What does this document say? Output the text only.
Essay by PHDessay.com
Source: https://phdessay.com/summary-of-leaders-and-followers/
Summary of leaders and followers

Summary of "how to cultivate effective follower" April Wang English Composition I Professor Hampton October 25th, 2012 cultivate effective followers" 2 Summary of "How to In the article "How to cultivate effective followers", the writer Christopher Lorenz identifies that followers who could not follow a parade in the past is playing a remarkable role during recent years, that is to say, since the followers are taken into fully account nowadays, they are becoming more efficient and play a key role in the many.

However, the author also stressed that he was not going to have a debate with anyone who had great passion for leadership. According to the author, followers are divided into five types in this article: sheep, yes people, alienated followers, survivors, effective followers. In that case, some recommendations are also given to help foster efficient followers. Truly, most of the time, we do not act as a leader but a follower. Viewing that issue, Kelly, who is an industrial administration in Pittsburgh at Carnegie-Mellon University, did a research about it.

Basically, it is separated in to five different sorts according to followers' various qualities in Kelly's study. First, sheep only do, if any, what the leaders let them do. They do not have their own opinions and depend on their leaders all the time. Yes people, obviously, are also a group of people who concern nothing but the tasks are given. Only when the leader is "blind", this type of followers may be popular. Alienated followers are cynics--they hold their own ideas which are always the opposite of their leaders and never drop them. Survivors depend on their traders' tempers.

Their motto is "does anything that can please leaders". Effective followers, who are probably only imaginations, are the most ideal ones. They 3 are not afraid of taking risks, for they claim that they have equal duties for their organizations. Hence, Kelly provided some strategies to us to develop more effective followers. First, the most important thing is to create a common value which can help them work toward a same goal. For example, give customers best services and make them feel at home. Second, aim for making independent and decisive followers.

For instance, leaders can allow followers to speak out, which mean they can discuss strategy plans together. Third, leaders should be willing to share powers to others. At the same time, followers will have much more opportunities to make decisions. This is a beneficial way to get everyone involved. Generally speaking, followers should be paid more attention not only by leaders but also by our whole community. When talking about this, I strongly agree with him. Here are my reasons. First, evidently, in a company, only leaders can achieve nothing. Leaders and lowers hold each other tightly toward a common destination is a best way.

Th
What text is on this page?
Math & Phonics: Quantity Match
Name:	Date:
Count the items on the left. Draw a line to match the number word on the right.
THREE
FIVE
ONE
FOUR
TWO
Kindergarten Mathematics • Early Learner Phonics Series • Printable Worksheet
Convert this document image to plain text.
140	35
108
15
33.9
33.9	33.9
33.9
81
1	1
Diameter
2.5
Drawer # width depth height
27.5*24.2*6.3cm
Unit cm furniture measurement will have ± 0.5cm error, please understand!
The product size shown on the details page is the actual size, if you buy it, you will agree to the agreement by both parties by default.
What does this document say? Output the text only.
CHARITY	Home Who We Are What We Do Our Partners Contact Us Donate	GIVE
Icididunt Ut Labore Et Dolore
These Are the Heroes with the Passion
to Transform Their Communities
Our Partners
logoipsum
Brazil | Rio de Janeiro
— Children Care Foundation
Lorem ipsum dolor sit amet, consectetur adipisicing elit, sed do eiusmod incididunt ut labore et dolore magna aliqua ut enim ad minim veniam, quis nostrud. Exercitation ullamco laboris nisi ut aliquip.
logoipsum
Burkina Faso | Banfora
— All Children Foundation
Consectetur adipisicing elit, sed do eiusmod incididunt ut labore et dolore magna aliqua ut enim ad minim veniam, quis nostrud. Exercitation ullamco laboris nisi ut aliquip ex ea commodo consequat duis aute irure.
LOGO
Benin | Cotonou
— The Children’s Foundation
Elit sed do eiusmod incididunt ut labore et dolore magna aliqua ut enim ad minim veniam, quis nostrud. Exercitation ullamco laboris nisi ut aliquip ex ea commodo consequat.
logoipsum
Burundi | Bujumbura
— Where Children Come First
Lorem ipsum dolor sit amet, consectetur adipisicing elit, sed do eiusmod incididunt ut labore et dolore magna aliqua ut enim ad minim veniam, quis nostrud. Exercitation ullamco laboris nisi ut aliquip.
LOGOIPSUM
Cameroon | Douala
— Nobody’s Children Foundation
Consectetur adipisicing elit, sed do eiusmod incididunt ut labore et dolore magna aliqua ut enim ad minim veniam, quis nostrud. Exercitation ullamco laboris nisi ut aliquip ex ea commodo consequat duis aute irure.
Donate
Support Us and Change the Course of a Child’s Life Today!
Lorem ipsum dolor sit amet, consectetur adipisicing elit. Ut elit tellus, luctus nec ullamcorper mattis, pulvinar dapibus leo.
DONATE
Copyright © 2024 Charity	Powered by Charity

= = = = =

- Requirement
Your task is to collect every line above that contains the word "will".

- Exercise solution
For instance, leaders can allow followers to speak out, which mean they can discuss strategy plans together. Third, leaders should be willing to share powers to others. At the same time, followers will have much more opportunities to make decisions. This is a beneficial way to get everyone involved. Generally speaking, followers should be paid more attention not only by leaders but also by our whole community. When talking about this, I strongly agree with him. Here are my reasons. First, evidently, in a company, only leaders can achieve nothing. Leaders and lowers hold each other tightly toward a common destination is a best way.
Unit cm furniture measurement will have ± 0.5cm error, please understand!
The product size shown on the details page is the actual size, if you buy it, you will agree to the agreement by both parties by default.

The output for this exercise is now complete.